■ INSTRUÇÃO DADA A
Reproduza o trecho do artigo sobre direito antitruste que começa nas palavras "é mestre e bacharel" e termina após "Competition Network (ICN).".

Opinião

Direito antitruste está na moda: fashion law e operações de fusão e aquisição

Autores

  • Juliana Oliveira Domingues

    é secretária nacional do Consumidor do Ministério da Justiça e Segurança Pública presidente do Conselho Nacional de Defesa do Consumidor membro do Comitê Executivo do Consu e professora doutora de Direito Econômico da FDRP-USP com pesquisa de pós-doutorado realizada como visiting-scholar na Universidade de Georgetown (EUA).

  • Fernanda Lopes Martins

    é mestre e bacharel em Direito pela Faculdade de Direito de Ribeirão Preto da USP (FDRP-USP). Pesquisadora em Direito Antitruste. Integrante da Women in Antitrust (WIA) atuante na Diretoria Acadêmica. Consultora não-governamental (NGA) na International Competition Network (ICN).

■ INSTRUÇÃO DADA B
Nas entradas, do início até a linha que contém "- piece-red-soldier[interactable]: 兵: [442, 240, 478, 276]", incluindo essa linha, troque "piece-black-elephant" por "piece-black-bishop" e reescreva apenas essas linhas, sem nenhuma outra alteração.

■ ENTRADA
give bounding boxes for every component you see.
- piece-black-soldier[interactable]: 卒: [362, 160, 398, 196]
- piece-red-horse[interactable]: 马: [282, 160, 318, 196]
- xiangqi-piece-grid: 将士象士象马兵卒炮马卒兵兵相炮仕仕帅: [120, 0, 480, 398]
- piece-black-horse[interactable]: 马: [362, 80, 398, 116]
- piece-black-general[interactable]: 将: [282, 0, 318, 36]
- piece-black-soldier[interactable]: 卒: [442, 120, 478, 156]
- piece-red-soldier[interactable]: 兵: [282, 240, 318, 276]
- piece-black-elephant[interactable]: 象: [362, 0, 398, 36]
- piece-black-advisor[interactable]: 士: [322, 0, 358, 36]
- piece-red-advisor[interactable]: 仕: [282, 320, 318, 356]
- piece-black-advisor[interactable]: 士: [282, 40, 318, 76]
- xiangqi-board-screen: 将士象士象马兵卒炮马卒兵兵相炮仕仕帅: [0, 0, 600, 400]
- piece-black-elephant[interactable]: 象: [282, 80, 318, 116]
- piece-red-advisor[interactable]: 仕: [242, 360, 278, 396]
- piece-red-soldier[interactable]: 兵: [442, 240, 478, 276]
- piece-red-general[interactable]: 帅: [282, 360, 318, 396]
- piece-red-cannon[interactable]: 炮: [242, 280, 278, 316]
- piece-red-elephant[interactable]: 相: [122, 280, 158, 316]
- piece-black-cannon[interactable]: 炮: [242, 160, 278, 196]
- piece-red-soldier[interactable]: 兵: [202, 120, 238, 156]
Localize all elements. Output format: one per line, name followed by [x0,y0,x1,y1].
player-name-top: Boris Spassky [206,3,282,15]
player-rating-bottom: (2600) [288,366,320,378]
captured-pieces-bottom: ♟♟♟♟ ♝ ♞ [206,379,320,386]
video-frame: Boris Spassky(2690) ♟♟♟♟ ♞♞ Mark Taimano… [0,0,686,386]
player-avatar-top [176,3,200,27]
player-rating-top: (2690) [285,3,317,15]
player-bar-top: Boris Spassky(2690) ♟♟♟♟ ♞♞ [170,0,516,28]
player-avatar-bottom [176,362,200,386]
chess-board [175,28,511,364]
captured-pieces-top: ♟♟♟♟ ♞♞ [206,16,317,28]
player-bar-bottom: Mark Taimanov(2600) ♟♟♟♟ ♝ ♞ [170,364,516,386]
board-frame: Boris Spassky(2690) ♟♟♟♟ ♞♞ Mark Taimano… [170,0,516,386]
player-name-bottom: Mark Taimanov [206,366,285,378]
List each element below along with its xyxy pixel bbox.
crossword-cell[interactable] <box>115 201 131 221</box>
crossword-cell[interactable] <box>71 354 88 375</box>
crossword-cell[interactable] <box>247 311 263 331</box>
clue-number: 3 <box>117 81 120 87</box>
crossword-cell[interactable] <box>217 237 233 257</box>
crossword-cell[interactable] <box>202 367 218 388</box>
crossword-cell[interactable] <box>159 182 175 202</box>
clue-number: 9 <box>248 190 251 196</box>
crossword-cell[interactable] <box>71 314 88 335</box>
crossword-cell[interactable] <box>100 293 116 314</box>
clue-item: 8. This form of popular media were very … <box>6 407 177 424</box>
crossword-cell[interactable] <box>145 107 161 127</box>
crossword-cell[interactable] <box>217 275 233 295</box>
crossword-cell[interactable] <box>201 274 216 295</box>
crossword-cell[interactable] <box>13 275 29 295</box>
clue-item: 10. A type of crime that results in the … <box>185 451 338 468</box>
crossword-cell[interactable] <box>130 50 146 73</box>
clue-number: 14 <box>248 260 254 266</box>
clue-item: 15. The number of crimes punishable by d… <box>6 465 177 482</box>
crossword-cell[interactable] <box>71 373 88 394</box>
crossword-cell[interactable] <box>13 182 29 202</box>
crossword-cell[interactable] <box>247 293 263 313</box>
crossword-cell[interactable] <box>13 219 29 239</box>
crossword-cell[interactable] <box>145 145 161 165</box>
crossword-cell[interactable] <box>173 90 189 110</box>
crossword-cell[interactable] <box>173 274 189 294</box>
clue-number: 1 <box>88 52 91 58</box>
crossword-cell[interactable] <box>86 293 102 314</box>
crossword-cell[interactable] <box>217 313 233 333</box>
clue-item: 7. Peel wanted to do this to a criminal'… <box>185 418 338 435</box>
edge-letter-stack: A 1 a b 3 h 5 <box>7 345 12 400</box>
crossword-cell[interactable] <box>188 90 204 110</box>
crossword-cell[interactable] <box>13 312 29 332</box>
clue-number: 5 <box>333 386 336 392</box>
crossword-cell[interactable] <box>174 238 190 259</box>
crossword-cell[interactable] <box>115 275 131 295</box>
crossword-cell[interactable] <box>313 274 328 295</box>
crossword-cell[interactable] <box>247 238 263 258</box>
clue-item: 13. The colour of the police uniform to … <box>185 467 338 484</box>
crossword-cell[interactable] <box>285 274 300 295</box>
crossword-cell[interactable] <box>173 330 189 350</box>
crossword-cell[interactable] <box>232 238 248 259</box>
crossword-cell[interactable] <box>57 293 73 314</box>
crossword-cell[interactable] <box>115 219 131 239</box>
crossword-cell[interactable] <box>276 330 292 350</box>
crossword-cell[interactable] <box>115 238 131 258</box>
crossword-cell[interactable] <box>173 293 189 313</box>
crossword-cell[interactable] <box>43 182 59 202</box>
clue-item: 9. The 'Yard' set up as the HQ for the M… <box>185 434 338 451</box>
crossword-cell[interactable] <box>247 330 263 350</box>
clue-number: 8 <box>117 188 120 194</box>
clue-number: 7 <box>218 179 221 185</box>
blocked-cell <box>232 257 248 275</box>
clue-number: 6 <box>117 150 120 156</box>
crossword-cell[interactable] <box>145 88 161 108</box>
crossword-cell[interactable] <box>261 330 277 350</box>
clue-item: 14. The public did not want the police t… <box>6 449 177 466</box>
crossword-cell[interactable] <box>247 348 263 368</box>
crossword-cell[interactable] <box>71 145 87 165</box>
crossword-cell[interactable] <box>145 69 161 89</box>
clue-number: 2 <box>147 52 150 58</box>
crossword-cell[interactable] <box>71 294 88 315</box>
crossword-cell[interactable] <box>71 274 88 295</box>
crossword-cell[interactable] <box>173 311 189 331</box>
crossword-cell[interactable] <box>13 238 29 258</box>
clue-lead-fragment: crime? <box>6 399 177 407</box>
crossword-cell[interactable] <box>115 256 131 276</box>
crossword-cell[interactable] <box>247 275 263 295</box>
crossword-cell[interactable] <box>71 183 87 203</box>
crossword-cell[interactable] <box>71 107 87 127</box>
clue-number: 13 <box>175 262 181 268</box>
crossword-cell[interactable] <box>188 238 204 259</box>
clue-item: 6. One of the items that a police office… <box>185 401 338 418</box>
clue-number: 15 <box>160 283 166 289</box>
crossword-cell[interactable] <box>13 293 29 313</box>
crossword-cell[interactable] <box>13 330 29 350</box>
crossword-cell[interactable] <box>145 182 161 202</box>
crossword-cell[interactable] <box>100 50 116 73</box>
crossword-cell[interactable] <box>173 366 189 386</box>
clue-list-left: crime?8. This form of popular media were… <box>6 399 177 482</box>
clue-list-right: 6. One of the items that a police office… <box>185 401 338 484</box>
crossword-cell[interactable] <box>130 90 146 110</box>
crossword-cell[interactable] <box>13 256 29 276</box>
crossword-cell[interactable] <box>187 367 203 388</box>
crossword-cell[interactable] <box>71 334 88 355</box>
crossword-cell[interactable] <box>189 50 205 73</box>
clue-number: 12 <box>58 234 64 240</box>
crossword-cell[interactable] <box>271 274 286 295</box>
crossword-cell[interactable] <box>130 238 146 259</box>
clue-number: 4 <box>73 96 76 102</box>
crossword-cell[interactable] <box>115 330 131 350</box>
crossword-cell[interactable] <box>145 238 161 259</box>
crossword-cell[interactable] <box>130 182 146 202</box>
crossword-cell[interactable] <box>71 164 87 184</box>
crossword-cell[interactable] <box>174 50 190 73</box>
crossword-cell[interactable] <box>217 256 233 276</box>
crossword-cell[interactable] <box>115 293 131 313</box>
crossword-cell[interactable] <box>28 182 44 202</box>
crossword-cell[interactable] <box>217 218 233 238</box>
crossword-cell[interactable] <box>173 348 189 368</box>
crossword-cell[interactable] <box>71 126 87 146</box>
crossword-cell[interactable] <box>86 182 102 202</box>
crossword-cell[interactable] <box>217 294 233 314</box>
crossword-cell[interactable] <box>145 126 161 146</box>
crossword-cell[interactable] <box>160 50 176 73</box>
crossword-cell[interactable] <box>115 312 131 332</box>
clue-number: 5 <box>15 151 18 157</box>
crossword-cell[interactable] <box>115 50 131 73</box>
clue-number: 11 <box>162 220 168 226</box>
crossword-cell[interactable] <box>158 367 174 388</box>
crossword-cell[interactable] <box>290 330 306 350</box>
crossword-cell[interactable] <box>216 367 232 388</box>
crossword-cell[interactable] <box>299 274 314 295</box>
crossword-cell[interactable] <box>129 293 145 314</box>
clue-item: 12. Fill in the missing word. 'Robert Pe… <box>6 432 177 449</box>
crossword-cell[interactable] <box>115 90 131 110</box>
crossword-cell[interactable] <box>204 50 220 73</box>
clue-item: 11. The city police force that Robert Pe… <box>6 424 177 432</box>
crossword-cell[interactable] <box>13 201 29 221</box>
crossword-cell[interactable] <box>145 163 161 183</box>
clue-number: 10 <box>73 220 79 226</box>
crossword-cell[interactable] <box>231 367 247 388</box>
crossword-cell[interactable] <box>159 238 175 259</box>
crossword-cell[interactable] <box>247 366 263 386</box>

■ RESPOSTA CORRETA A
é mestre e bacharel em Direito pela Faculdade de Direito de Ribeirão Preto da USP (FDRP-USP). Pesquisadora em Direito Antitruste. Integrante da Women in Antitrust (WIA) atuante na Diretoria Acadêmica. Consultora não-governamental (NGA) na International Competition Network (ICN).

■ RESPOSTA CORRETA B
give bounding boxes for every component you see.
- piece-black-soldier[interactable]: 卒: [362, 160, 398, 196]
- piece-red-horse[interactable]: 马: [282, 160, 318, 196]
- xiangqi-piece-grid: 将士象士象马兵卒炮马卒兵兵相炮仕仕帅: [120, 0, 480, 398]
- piece-black-horse[interactable]: 马: [362, 80, 398, 116]
- piece-black-general[interactable]: 将: [282, 0, 318, 36]
- piece-black-soldier[interactable]: 卒: [442, 120, 478, 156]
- piece-red-soldier[interactable]: 兵: [282, 240, 318, 276]
- piece-black-bishop[interactable]: 象: [362, 0, 398, 36]
- piece-black-advisor[interactable]: 士: [322, 0, 358, 36]
- piece-red-advisor[interactable]: 仕: [282, 320, 318, 356]
- piece-black-advisor[interactable]: 士: [282, 40, 318, 76]
- xiangqi-board-screen: 将士象士象马兵卒炮马卒兵兵相炮仕仕帅: [0, 0, 600, 400]
- piece-black-bishop[interactable]: 象: [282, 80, 318, 116]
- piece-red-advisor[interactable]: 仕: [242, 360, 278, 396]
- piece-red-soldier[interactable]: 兵: [442, 240, 478, 276]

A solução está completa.